-------- DATASET EXTRACT --------

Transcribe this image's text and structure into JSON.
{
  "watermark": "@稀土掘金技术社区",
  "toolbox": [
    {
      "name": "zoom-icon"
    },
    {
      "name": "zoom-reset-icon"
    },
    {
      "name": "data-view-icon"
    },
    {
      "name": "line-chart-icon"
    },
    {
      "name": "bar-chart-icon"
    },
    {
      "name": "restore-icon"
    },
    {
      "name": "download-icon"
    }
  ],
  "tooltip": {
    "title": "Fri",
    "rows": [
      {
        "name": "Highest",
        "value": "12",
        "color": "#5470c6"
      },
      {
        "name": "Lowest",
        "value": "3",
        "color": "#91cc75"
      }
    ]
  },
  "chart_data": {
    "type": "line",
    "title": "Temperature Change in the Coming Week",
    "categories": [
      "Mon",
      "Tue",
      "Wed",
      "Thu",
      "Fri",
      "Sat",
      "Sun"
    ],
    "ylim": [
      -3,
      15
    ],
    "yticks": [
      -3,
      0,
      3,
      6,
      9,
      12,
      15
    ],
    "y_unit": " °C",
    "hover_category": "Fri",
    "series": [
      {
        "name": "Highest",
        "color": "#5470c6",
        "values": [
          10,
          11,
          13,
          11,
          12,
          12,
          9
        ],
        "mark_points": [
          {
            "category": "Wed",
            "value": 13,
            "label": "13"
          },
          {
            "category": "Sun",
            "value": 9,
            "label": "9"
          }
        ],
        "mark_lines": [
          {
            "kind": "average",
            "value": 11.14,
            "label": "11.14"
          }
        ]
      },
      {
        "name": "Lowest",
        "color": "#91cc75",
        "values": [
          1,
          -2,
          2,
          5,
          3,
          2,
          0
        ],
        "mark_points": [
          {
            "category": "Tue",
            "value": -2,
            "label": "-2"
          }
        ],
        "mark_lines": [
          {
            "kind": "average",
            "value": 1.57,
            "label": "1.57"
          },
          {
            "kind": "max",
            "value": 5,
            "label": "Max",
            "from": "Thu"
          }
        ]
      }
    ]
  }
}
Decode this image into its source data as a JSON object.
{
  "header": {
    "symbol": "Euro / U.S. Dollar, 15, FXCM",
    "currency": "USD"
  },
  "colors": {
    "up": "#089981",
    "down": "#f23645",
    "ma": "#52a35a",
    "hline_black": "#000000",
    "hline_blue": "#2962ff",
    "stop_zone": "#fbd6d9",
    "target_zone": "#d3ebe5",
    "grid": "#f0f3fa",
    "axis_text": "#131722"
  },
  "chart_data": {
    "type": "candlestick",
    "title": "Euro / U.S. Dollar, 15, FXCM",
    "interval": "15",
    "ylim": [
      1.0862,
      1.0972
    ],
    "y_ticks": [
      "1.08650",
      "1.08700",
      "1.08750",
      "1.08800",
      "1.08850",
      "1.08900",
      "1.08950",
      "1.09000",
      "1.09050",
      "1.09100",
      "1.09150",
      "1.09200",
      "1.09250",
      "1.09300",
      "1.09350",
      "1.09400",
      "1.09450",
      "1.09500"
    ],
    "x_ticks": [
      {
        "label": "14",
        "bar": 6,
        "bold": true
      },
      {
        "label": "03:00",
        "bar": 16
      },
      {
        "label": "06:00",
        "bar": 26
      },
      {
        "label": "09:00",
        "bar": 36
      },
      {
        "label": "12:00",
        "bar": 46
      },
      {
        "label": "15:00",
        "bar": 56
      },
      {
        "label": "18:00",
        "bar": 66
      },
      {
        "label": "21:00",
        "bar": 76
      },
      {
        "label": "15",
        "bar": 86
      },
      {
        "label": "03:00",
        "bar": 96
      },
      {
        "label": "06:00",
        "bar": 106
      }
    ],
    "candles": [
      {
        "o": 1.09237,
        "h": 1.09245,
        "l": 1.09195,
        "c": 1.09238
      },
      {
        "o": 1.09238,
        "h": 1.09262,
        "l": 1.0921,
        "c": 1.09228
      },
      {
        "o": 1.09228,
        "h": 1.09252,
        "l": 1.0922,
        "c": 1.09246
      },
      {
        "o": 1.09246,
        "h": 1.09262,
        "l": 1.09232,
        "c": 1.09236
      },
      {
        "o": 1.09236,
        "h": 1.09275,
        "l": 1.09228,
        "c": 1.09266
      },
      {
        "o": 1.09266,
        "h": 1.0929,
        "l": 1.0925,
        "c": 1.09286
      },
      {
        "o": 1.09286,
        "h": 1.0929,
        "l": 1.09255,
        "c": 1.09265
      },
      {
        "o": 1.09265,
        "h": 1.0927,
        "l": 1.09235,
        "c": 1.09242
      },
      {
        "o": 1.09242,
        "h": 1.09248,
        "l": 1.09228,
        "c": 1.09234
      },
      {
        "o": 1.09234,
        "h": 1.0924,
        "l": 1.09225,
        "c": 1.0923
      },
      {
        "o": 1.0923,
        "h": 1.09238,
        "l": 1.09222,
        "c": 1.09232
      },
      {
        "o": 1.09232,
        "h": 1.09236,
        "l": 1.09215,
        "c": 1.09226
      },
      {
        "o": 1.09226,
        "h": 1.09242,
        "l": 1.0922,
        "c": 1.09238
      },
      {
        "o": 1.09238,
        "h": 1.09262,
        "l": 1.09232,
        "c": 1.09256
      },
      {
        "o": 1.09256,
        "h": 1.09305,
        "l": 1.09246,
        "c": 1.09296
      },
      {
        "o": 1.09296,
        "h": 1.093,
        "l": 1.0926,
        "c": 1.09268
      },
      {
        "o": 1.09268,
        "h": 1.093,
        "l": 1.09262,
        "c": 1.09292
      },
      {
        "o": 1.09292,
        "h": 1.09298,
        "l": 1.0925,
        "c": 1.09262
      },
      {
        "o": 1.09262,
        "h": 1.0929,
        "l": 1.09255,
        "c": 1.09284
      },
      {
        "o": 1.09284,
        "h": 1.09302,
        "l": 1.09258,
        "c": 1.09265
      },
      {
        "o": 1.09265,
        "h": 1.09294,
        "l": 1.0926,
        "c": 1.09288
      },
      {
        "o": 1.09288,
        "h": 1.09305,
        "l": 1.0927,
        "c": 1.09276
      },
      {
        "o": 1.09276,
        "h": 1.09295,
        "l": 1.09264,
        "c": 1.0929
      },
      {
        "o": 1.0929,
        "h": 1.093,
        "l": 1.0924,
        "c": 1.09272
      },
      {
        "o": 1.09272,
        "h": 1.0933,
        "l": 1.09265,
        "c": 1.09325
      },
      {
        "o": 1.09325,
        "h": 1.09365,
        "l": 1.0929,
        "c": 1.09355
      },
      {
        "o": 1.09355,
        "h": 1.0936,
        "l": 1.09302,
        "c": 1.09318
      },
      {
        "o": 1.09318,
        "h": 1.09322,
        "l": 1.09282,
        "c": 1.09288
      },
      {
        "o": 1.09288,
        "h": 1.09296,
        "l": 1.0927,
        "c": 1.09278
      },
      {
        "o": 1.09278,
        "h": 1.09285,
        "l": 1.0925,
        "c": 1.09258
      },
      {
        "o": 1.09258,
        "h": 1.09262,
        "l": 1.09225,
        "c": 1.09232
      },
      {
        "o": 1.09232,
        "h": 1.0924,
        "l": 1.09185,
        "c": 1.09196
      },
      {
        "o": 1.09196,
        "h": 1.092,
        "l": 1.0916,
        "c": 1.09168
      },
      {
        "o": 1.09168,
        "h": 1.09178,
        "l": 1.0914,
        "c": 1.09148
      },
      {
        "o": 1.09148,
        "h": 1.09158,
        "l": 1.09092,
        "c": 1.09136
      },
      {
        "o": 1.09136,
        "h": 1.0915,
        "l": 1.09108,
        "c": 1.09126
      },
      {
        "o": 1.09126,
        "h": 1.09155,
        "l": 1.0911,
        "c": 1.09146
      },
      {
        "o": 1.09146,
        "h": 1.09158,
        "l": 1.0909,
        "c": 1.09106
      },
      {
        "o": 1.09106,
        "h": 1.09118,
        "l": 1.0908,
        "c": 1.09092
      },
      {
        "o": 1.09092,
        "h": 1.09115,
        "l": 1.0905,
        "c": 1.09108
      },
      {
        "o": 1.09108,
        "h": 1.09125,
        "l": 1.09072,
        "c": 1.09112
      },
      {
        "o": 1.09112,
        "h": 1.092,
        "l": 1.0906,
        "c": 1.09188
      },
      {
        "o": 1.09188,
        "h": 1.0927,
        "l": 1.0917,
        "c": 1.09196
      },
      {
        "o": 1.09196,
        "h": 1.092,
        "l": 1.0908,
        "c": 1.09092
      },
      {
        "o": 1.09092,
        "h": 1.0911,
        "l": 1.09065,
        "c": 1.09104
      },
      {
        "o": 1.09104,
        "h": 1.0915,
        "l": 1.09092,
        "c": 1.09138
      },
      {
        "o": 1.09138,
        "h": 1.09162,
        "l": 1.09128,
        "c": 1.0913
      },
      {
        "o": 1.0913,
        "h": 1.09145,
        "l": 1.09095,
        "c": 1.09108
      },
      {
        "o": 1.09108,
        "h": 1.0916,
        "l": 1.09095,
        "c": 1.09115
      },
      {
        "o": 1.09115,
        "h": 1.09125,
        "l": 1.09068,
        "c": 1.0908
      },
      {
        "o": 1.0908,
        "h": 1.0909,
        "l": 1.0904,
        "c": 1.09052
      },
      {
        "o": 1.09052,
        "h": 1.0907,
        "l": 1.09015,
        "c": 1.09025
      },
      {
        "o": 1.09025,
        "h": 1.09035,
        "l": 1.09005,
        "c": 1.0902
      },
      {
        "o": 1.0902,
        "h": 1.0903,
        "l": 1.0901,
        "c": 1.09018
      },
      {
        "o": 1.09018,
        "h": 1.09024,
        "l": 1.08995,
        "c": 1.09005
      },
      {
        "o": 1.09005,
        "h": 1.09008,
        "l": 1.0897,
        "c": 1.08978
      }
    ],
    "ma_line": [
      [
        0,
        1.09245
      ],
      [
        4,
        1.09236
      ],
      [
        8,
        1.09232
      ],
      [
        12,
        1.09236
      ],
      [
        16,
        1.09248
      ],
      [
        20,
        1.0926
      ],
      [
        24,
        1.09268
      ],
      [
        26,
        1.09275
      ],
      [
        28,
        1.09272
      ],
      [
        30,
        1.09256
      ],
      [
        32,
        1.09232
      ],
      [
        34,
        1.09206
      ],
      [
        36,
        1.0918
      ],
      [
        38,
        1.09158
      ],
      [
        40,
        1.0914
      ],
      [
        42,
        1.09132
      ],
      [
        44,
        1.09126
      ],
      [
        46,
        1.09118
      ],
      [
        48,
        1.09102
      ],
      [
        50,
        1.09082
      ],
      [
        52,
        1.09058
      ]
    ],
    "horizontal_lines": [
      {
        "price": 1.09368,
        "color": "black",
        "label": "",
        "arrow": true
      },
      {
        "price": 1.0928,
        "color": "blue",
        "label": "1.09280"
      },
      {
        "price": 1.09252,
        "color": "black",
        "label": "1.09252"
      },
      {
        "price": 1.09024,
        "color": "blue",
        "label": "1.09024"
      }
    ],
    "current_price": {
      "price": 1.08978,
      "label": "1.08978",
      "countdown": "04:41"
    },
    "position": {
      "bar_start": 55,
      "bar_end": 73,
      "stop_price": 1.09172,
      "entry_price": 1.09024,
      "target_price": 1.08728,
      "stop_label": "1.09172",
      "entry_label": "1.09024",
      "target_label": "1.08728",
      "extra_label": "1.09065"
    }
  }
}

--------

# JOB
Find the word "this" in the entries, and copy every line it shows up in.

# CORRECT RESPONSE
Transcribe this image's text and structure into JSON.
Decode this image into its source data as a JSON object.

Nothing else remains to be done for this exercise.